◆ WHAT IS EXPECTED: Where a line holds the string "VARASQUIM", return that line.

--------

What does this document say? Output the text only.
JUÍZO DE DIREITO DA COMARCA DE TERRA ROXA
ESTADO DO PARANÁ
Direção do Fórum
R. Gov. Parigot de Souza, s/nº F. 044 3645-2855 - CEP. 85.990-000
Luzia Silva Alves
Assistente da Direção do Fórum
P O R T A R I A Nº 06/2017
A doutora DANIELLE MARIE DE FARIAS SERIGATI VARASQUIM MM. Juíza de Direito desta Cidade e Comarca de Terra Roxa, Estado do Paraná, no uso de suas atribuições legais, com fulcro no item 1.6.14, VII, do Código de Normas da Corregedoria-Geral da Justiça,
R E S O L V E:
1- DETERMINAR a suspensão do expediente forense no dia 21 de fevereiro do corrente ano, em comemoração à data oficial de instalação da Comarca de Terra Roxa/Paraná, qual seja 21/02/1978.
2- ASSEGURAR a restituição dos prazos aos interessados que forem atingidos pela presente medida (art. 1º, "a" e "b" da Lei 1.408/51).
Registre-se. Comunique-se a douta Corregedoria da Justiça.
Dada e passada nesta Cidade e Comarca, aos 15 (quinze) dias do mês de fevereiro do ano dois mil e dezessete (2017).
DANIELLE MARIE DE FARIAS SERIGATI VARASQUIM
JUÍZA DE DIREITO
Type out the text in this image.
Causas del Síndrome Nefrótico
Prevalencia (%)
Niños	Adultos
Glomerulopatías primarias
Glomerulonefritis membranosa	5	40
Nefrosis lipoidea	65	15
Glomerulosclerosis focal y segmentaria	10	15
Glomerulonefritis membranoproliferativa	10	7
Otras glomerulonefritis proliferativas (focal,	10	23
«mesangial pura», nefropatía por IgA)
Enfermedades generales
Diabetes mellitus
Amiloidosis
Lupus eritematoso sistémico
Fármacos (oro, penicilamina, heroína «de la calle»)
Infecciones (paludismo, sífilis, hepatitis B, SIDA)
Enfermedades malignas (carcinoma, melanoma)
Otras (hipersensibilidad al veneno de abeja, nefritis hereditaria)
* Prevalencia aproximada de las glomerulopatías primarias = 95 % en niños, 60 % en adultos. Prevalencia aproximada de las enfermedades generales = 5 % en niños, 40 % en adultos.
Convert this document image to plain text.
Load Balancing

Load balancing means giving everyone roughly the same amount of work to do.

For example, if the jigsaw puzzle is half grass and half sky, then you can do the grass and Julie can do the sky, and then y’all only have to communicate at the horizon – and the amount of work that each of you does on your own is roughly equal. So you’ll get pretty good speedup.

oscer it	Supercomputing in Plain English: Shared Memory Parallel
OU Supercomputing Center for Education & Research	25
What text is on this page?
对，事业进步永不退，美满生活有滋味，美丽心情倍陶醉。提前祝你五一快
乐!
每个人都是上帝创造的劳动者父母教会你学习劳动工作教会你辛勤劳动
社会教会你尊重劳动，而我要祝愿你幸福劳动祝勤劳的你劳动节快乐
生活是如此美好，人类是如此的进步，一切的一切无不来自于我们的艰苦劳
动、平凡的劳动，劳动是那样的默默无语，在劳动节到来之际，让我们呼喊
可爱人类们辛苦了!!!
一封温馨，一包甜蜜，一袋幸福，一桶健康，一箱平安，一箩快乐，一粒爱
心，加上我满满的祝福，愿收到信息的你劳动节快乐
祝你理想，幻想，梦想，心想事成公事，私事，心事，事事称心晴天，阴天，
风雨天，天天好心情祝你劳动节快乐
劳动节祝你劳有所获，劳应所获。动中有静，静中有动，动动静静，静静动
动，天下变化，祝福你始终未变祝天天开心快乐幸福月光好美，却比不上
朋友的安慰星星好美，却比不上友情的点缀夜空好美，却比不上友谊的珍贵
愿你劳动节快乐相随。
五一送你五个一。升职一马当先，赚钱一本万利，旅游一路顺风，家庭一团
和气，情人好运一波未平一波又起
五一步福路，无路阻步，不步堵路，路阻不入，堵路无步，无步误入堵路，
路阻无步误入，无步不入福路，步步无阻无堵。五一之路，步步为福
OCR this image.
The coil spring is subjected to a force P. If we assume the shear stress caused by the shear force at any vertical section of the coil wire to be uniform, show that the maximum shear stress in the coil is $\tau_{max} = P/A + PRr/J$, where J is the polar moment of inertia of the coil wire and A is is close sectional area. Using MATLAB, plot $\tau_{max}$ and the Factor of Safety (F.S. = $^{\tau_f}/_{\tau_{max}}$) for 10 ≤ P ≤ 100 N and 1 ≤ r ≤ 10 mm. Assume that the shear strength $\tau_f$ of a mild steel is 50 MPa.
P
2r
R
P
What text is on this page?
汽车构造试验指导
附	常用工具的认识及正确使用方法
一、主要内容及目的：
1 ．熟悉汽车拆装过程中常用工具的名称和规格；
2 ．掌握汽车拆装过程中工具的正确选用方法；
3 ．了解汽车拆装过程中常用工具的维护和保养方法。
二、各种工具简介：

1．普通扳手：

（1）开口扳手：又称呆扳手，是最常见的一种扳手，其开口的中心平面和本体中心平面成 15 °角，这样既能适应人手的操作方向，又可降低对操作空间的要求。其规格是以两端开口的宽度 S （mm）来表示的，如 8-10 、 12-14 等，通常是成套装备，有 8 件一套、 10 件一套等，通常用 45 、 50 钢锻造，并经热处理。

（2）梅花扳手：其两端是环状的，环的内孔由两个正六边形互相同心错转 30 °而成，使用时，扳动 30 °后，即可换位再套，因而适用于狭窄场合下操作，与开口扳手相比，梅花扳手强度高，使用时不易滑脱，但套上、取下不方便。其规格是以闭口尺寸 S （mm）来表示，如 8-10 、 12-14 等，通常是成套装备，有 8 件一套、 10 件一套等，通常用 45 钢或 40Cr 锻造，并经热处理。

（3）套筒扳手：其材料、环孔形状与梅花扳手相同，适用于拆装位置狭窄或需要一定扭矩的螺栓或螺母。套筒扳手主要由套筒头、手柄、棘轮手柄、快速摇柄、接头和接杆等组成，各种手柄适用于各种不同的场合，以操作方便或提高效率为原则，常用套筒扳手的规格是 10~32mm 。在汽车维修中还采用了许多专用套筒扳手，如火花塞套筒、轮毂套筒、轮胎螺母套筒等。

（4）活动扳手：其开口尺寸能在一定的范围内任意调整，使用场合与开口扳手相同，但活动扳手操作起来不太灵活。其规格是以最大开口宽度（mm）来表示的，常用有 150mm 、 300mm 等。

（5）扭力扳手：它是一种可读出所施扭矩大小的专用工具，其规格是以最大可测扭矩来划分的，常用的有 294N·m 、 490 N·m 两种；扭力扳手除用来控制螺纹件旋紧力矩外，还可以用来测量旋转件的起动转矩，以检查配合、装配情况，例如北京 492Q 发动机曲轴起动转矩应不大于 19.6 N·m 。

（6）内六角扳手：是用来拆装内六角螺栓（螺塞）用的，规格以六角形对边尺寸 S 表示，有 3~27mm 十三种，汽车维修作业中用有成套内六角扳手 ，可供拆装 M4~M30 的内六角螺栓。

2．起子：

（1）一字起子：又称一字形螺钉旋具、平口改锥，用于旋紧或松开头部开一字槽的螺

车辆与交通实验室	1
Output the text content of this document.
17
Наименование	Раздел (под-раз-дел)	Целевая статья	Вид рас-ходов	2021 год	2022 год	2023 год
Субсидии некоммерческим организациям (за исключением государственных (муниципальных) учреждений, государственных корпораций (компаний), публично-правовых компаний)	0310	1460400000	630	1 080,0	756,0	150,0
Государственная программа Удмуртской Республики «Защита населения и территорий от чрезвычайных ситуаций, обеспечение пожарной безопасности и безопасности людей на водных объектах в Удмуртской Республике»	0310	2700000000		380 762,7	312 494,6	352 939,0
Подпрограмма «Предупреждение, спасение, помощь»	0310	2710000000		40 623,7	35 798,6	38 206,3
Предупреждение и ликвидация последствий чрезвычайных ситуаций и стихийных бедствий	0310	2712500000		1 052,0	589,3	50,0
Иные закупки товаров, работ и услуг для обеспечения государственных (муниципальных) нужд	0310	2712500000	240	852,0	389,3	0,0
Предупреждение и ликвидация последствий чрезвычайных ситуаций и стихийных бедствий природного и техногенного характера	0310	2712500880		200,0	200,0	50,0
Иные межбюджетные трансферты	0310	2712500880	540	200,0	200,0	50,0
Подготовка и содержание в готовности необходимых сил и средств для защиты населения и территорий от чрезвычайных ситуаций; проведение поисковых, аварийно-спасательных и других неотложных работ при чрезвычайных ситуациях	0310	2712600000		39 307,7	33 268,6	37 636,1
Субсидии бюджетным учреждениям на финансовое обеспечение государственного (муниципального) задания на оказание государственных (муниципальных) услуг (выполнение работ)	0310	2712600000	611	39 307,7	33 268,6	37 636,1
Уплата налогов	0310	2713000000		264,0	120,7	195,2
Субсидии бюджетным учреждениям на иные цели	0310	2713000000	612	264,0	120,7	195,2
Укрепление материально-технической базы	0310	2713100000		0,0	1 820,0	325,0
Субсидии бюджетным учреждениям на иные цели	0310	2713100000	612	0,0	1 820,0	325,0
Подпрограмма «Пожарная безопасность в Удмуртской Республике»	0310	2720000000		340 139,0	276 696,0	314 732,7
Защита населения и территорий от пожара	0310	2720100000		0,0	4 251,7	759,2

--------

◆ TASK SOLUTION:
A doutora DANIELLE MARIE DE FARIAS SERIGATI VARASQUIM MM. Juíza de Direito desta Cidade e Comarca de Terra Roxa, Estado do Paraná, no uso de suas atribuições legais, com fulcro no item 1.6.14, VII, do Código de Normas da Corregedoria-Geral da Justiça,
DANIELLE MARIE DE FARIAS SERIGATI VARASQUIM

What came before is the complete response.